* _Extracted data_
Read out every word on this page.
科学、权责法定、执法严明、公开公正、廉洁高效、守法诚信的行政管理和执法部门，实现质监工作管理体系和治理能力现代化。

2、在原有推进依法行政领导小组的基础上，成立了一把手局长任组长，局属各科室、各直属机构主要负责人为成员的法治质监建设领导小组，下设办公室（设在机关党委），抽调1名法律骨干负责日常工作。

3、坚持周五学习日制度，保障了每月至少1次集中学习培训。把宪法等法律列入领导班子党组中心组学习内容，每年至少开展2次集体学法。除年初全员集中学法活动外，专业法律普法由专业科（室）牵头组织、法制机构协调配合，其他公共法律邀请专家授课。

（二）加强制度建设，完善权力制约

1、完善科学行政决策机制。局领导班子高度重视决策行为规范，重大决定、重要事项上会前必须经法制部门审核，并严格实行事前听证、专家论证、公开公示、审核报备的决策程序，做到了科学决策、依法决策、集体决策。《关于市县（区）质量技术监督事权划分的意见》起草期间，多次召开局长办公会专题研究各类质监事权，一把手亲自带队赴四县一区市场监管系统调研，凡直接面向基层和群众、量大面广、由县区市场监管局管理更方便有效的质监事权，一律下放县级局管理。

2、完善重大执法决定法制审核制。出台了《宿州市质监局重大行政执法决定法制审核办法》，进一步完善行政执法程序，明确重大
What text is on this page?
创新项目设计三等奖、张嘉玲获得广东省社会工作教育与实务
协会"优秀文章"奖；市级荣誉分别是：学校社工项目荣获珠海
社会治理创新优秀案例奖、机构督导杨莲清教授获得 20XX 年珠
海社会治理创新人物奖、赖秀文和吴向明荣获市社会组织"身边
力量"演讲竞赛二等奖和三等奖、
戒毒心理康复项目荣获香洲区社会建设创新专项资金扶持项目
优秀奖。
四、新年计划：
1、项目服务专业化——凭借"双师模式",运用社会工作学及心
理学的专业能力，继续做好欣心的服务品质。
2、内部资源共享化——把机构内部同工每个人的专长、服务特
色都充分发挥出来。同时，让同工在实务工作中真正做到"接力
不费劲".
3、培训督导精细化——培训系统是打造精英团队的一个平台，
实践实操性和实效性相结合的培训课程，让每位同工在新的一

* _The task_
For each line above that contains the word "this", copy that line.

* _Worked solution_
Read out every word on this page.
What text is on this page?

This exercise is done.